Raw records
▬▬▬▬▬▬
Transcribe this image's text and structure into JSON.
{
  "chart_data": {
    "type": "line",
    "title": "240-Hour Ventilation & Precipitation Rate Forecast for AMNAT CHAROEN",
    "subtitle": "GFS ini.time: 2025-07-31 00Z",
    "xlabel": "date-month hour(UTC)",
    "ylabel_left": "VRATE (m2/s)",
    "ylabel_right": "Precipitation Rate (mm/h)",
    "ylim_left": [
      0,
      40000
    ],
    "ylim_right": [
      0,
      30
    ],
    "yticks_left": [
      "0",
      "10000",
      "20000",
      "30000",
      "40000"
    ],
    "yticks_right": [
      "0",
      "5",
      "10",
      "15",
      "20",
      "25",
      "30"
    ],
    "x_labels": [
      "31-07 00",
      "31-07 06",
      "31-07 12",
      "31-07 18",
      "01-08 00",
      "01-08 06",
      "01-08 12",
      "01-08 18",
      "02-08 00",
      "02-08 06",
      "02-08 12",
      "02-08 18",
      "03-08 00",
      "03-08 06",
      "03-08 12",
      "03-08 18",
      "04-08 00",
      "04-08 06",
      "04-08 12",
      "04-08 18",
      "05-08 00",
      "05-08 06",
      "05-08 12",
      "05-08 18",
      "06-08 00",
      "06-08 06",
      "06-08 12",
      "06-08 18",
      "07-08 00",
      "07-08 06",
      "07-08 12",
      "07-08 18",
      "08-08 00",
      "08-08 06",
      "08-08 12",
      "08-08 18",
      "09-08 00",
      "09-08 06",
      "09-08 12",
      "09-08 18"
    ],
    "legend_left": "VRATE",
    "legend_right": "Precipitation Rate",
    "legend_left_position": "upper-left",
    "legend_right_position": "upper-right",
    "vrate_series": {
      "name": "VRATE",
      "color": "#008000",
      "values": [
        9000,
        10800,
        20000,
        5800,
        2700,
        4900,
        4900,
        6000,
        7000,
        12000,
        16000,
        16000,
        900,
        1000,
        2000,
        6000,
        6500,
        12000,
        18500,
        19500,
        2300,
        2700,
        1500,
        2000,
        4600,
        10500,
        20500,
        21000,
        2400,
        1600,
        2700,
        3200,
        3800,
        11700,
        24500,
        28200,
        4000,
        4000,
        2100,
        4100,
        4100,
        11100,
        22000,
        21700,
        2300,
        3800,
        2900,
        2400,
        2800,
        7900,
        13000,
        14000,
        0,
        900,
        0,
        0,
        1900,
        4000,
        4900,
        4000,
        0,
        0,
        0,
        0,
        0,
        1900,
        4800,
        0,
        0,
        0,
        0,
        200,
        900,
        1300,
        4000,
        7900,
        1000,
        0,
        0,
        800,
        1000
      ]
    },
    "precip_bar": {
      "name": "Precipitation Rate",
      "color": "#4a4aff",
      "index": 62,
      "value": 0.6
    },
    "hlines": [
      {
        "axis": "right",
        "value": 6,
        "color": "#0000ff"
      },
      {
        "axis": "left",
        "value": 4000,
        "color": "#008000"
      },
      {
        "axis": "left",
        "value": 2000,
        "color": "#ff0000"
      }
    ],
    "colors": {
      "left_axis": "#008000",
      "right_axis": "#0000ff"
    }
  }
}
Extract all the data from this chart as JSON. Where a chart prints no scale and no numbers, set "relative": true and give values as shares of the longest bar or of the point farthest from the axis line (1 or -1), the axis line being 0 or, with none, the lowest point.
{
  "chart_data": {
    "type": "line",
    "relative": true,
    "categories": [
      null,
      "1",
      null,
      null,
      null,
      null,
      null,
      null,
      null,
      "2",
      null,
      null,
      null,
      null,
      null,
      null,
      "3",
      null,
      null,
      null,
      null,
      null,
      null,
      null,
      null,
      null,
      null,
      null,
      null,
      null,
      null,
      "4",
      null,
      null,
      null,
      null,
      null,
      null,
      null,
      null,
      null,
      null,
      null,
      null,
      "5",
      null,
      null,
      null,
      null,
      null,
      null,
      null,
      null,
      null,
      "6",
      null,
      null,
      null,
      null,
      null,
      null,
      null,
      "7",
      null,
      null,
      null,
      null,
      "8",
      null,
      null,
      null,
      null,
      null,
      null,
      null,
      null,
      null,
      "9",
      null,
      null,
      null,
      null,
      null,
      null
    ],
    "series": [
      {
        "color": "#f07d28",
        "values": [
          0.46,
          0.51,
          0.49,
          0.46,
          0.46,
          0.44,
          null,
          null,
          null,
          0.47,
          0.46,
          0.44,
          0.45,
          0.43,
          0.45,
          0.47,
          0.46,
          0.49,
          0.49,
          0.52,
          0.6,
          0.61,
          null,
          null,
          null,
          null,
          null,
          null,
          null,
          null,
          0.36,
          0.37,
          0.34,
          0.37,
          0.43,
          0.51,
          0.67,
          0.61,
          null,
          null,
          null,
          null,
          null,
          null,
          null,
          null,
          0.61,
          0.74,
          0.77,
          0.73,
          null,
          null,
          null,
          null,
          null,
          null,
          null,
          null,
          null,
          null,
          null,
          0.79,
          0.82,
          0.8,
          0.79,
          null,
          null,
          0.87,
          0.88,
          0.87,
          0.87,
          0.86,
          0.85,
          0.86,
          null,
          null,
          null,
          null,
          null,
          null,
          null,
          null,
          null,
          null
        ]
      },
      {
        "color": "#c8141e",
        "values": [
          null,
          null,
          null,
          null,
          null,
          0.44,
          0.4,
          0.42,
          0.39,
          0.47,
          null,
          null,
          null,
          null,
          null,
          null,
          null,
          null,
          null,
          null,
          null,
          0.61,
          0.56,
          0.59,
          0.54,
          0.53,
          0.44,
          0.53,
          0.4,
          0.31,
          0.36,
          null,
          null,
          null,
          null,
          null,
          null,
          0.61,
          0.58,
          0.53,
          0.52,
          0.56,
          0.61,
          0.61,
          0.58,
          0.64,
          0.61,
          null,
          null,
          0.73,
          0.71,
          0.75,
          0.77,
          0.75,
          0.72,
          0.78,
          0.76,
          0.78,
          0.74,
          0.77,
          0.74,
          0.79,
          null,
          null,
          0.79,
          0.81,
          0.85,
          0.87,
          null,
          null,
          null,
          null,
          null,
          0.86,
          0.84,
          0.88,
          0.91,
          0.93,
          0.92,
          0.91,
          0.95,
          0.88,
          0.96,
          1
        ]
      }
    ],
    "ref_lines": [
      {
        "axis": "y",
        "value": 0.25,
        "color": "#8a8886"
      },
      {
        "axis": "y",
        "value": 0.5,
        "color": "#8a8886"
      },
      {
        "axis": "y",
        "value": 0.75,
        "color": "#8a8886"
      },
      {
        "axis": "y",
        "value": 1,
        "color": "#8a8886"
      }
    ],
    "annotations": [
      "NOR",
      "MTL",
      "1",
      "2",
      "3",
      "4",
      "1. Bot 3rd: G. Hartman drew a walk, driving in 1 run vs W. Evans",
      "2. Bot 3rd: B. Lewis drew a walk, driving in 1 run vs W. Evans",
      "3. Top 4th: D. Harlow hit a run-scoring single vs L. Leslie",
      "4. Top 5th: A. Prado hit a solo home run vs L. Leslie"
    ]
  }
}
▬▬▬▬▬▬
Written problem: Transcribe the material above in its entirety. Match it exactly.

Written response:
Transcribe this image's text and structure into JSON.
{
  "chart_data": {
    "type": "line",
    "title": "240-Hour Ventilation & Precipitation Rate Forecast for AMNAT CHAROEN",
    "subtitle": "GFS ini.time: 2025-07-31 00Z",
    "xlabel": "date-month hour(UTC)",
    "ylabel_left": "VRATE (m2/s)",
    "ylabel_right": "Precipitation Rate (mm/h)",
    "ylim_left": [
      0,
      40000
    ],
    "ylim_right": [
      0,
      30
    ],
    "yticks_left": [
      "0",
      "10000",
      "20000",
      "30000",
      "40000"
    ],
    "yticks_right": [
      "0",
      "5",
      "10",
      "15",
      "20",
      "25",
      "30"
    ],
    "x_labels": [
      "31-07 00",
      "31-07 06",
      "31-07 12",
      "31-07 18",
      "01-08 00",
      "01-08 06",
      "01-08 12",
      "01-08 18",
      "02-08 00",
      "02-08 06",
      "02-08 12",
      "02-08 18",
      "03-08 00",
      "03-08 06",
      "03-08 12",
      "03-08 18",
      "04-08 00",
      "04-08 06",
      "04-08 12",
      "04-08 18",
      "05-08 00",
      "05-08 06",
      "05-08 12",
      "05-08 18",
      "06-08 00",
      "06-08 06",
      "06-08 12",
      "06-08 18",
      "07-08 00",
      "07-08 06",
      "07-08 12",
      "07-08 18",
      "08-08 00",
      "08-08 06",
      "08-08 12",
      "08-08 18",
      "09-08 00",
      "09-08 06",
      "09-08 12",
      "09-08 18"
    ],
    "legend_left": "VRATE",
    "legend_right": "Precipitation Rate",
    "legend_left_position": "upper-left",
    "legend_right_position": "upper-right",
    "vrate_series": {
      "name": "VRATE",
      "color": "#008000",
      "values": [
        9000,
        10800,
        20000,
        5800,
        2700,
        4900,
        4900,
        6000,
        7000,
        12000,
        16000,
        16000,
        900,
        1000,
        2000,
        6000,
        6500,
        12000,
        18500,
        19500,
        2300,
        2700,
        1500,
        2000,
        4600,
        10500,
        20500,
        21000,
        2400,
        1600,
        2700,
        3200,
        3800,
        11700,
        24500,
        28200,
        4000,
        4000,
        2100,
        4100,
        4100,
        11100,
        22000,
        21700,
        2300,
        3800,
        2900,
        2400,
        2800,
        7900,
        13000,
        14000,
        0,
        900,
        0,
        0,
        1900,
        4000,
        4900,
        4000,
        0,
        0,
        0,
        0,
        0,
        1900,
        4800,
        0,
        0,
        0,
        0,
        200,
        900,
        1300,
        4000,
        7900,
        1000,
        0,
        0,
        800,
        1000
      ]
    },
    "precip_bar": {
      "name": "Precipitation Rate",
      "color": "#4a4aff",
      "index": 62,
      "value": 0.6
    },
    "hlines": [
      {
        "axis": "right",
        "value": 6,
        "color": "#0000ff"
      },
      {
        "axis": "left",
        "value": 4000,
        "color": "#008000"
      },
      {
        "axis": "left",
        "value": 2000,
        "color": "#ff0000"
      }
    ],
    "colors": {
      "left_axis": "#008000",
      "right_axis": "#0000ff"
    }
  }
}
Extract all the data from this chart as JSON. Where a chart prints no scale and no numbers, set "relative": true and give values as shares of the longest bar or of the point farthest from the axis line (1 or -1), the axis line being 0 or, with none, the lowest point.
{
  "chart_data": {
    "type": "line",
    "relative": true,
    "categories": [
      null,
      "1",
      null,
      null,
      null,
      null,
      null,
      null,
      null,
      "2",
      null,
      null,
      null,
      null,
      null,
      null,
      "3",
      null,
      null,
      null,
      null,
      null,
      null,
      null,
      null,
      null,
      null,
      null,
      null,
      null,
      null,
      "4",
      null,
      null,
      null,
      null,
      null,
      null,
      null,
      null,
      null,
      null,
      null,
      null,
      "5",
      null,
      null,
      null,
      null,
      null,
      null,
      null,
      null,
      null,
      "6",
      null,
      null,
      null,
      null,
      null,
      null,
      null,
      "7",
      null,
      null,
      null,
      null,
      "8",
      null,
      null,
      null,
      null,
      null,
      null,
      null,
      null,
      null,
      "9",
      null,
      null,
      null,
      null,
      null,
      null
    ],
    "series": [
      {
        "color": "#f07d28",
        "values": [
          0.46,
          0.51,
          0.49,
          0.46,
          0.46,
          0.44,
          null,
          null,
          null,
          0.47,
          0.46,
          0.44,
          0.45,
          0.43,
          0.45,
          0.47,
          0.46,
          0.49,
          0.49,
          0.52,
          0.6,
          0.61,
          null,
          null,
          null,
          null,
          null,
          null,
          null,
          null,
          0.36,
          0.37,
          0.34,
          0.37,
          0.43,
          0.51,
          0.67,
          0.61,
          null,
          null,
          null,
          null,
          null,
          null,
          null,
          null,
          0.61,
          0.74,
          0.77,
          0.73,
          null,
          null,
          null,
          null,
          null,
          null,
          null,
          null,
          null,
          null,
          null,
          0.79,
          0.82,
          0.8,
          0.79,
          null,
          null,
          0.87,
          0.88,
          0.87,
          0.87,
          0.86,
          0.85,
          0.86,
          null,
          null,
          null,
          null,
          null,
          null,
          null,
          null,
          null,
          null
        ]
      },
      {
        "color": "#c8141e",
        "values": [
          null,
          null,
          null,
          null,
          null,
          0.44,
          0.4,
          0.42,
          0.39,
          0.47,
          null,
          null,
          null,
          null,
          null,
          null,
          null,
          null,
          null,
          null,
          null,
          0.61,
          0.56,
          0.59,
          0.54,
          0.53,
          0.44,
          0.53,
          0.4,
          0.31,
          0.36,
          null,
          null,
          null,
          null,
          null,
          null,
          0.61,
          0.58,
          0.53,
          0.52,
          0.56,
          0.61,
          0.61,
          0.58,
          0.64,
          0.61,
          null,
          null,
          0.73,
          0.71,
          0.75,
          0.77,
          0.75,
          0.72,
          0.78,
          0.76,
          0.78,
          0.74,
          0.77,
          0.74,
          0.79,
          null,
          null,
          0.79,
          0.81,
          0.85,
          0.87,
          null,
          null,
          null,
          null,
          null,
          0.86,
          0.84,
          0.88,
          0.91,
          0.93,
          0.92,
          0.91,
          0.95,
          0.88,
          0.96,
          1
        ]
      }
    ],
    "ref_lines": [
      {
        "axis": "y",
        "value": 0.25,
        "color": "#8a8886"
      },
      {
        "axis": "y",
        "value": 0.5,
        "color": "#8a8886"
      },
      {
        "axis": "y",
        "value": 0.75,
        "color": "#8a8886"
      },
      {
        "axis": "y",
        "value": 1,
        "color": "#8a8886"
      }
    ],
    "annotations": [
      "NOR",
      "MTL",
      "1",
      "2",
      "3",
      "4",
      "1. Bot 3rd: G. Hartman drew a walk, driving in 1 run vs W. Evans",
      "2. Bot 3rd: B. Lewis drew a walk, driving in 1 run vs W. Evans",
      "3. Top 4th: D. Harlow hit a run-scoring single vs L. Leslie",
      "4. Top 5th: A. Prado hit a solo home run vs L. Leslie"
    ]
  }
}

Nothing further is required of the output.